### Requirements
Collect every line in the records below that contains the word "play".

[Stored entries]
################

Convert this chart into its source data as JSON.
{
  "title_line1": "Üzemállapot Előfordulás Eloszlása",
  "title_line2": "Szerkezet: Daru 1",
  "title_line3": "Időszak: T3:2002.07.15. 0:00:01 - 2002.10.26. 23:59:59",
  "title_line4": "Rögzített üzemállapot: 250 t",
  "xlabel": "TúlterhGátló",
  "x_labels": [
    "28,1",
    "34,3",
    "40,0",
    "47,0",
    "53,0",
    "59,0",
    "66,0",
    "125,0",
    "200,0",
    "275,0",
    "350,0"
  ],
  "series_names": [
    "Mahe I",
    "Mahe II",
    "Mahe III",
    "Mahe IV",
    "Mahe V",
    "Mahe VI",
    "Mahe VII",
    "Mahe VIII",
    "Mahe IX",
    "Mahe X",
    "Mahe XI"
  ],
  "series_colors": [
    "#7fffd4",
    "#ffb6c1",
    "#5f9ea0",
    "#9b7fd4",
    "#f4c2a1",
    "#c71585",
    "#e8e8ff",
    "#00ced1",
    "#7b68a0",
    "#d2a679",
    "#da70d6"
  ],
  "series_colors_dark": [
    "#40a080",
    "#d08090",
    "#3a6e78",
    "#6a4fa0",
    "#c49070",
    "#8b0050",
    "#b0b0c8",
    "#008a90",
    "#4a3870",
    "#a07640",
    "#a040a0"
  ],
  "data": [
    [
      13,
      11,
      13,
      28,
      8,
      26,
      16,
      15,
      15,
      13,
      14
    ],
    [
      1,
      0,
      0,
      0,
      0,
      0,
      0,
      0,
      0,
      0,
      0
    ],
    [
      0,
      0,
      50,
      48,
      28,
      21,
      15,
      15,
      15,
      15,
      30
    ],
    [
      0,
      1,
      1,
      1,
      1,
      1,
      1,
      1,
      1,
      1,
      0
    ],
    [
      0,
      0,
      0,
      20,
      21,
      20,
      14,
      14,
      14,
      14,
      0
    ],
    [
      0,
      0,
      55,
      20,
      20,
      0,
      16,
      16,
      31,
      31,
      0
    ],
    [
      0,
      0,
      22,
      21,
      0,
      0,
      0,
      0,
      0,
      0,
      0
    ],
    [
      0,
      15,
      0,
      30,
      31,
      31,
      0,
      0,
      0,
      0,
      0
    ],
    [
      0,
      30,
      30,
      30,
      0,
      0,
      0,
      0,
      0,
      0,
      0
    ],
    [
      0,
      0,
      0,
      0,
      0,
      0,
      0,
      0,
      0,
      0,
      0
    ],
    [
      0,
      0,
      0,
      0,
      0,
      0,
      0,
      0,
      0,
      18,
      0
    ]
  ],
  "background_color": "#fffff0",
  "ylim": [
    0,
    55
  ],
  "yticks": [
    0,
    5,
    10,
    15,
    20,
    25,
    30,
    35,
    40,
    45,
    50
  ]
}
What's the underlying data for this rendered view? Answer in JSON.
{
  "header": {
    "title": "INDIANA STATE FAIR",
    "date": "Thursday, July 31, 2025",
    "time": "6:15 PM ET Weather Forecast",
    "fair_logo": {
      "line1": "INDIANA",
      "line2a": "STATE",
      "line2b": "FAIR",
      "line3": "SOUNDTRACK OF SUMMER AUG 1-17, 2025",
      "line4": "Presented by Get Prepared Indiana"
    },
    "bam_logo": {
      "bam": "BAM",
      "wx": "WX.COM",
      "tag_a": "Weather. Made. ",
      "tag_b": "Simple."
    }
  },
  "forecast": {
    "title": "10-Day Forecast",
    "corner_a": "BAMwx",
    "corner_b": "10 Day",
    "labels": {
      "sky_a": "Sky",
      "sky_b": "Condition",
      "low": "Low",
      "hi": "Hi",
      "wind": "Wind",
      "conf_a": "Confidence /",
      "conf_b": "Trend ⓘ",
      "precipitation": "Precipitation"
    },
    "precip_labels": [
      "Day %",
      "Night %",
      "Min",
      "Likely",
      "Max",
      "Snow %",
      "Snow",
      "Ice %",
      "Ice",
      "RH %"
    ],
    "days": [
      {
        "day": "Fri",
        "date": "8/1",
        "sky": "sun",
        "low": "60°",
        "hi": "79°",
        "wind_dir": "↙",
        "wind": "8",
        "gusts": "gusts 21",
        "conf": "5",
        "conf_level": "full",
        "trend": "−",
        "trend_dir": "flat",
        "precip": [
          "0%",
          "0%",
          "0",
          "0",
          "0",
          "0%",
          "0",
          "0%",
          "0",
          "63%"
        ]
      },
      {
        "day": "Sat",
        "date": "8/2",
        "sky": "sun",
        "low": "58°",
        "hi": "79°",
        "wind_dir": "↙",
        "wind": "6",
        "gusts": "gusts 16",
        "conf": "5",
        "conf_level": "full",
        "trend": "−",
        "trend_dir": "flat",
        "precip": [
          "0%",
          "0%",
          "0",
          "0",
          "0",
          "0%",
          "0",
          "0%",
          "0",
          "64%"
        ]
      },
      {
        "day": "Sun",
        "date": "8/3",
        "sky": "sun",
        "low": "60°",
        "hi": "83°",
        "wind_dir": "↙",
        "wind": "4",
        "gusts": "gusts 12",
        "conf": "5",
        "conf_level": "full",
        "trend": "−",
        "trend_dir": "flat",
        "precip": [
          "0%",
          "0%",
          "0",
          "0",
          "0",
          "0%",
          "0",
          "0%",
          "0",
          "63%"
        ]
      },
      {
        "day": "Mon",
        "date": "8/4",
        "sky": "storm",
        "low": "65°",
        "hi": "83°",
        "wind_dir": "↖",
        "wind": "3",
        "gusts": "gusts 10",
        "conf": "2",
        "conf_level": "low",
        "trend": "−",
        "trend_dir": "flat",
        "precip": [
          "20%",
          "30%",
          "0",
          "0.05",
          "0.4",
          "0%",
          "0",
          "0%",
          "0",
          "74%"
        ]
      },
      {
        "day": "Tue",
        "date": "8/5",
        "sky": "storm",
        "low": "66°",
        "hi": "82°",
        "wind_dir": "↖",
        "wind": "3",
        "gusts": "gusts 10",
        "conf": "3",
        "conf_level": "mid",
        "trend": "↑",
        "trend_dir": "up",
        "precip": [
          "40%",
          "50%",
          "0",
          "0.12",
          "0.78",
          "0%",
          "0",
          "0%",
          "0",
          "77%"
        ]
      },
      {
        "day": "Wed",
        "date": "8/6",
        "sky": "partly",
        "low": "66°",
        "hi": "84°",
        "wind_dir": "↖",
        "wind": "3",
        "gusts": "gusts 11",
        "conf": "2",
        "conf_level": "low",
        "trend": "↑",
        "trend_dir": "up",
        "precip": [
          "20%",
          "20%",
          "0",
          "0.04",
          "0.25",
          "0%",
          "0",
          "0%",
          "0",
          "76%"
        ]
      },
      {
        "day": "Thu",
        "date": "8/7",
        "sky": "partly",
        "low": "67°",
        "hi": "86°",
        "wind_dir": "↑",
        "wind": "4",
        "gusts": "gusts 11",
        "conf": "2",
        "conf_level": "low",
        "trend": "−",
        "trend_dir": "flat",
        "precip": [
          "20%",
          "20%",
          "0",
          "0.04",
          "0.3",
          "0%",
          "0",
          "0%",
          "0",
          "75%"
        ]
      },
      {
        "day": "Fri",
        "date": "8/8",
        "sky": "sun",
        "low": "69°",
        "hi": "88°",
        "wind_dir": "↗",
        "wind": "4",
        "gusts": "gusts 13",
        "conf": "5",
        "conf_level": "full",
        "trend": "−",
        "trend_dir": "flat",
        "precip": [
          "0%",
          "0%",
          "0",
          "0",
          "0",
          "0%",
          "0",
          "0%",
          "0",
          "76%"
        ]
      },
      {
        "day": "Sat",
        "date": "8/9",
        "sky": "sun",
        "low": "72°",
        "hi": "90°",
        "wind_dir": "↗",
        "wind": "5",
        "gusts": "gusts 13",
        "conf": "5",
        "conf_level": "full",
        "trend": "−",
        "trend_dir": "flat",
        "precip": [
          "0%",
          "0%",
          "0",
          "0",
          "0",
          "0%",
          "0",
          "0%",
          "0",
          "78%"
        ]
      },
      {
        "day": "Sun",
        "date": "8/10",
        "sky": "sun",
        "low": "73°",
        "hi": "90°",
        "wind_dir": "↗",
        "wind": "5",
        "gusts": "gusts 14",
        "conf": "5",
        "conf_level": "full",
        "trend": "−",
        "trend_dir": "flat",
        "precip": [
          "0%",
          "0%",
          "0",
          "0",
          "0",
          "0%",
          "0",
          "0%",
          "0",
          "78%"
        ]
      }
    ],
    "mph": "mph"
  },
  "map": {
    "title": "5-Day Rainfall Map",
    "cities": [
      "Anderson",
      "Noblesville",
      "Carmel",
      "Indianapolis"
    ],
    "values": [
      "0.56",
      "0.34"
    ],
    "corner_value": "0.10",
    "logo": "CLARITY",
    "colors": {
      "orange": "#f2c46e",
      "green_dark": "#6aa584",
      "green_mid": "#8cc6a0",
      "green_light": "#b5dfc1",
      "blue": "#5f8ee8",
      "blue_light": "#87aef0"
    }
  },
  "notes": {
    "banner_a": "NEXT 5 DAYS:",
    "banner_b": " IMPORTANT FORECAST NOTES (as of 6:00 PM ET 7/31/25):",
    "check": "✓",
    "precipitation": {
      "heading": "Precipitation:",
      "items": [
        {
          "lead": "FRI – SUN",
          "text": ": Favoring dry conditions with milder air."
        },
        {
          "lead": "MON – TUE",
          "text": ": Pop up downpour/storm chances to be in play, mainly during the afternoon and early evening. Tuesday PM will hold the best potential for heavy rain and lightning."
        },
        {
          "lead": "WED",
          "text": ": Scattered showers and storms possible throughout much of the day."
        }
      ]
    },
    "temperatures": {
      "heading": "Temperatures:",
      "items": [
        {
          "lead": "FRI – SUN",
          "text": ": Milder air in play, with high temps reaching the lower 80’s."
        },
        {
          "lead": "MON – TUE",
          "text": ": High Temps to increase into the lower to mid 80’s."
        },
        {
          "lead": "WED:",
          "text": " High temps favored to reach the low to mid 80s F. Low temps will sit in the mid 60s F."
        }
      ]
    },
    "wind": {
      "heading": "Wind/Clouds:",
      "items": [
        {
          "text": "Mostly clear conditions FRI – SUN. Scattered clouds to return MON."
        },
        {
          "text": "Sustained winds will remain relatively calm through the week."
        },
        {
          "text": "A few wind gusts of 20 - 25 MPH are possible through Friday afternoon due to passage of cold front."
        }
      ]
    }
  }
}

################

### The response
          "text": ": Pop up downpour/storm chances to be in play, mainly during the afternoon and early evening. Tuesday PM will hold the best potential for heavy rain and lightning."
          "text": ": Milder air in play, with high temps reaching the lower 80’s."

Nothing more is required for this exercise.